Your goal:
Return every line below in which "icon" appears.

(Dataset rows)

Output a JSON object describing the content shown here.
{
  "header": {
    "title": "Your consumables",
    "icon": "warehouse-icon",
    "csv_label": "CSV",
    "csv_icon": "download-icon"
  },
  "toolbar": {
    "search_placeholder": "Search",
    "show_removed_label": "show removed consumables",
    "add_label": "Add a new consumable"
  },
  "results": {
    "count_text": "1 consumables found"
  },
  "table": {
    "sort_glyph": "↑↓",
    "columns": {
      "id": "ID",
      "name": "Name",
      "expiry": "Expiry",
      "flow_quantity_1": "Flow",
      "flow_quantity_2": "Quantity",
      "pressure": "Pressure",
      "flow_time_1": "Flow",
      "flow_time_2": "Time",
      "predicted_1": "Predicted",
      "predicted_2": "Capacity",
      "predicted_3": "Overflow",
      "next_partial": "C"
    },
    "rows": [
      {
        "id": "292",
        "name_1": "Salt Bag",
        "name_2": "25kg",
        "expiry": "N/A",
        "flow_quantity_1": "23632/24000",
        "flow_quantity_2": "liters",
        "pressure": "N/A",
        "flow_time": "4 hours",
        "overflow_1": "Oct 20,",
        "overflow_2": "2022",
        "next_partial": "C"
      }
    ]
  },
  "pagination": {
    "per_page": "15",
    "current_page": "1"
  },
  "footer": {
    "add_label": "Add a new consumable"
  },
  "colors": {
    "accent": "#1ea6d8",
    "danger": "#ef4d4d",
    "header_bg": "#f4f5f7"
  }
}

Result:
    "icon": "warehouse-icon",
    "csv_icon": "download-icon"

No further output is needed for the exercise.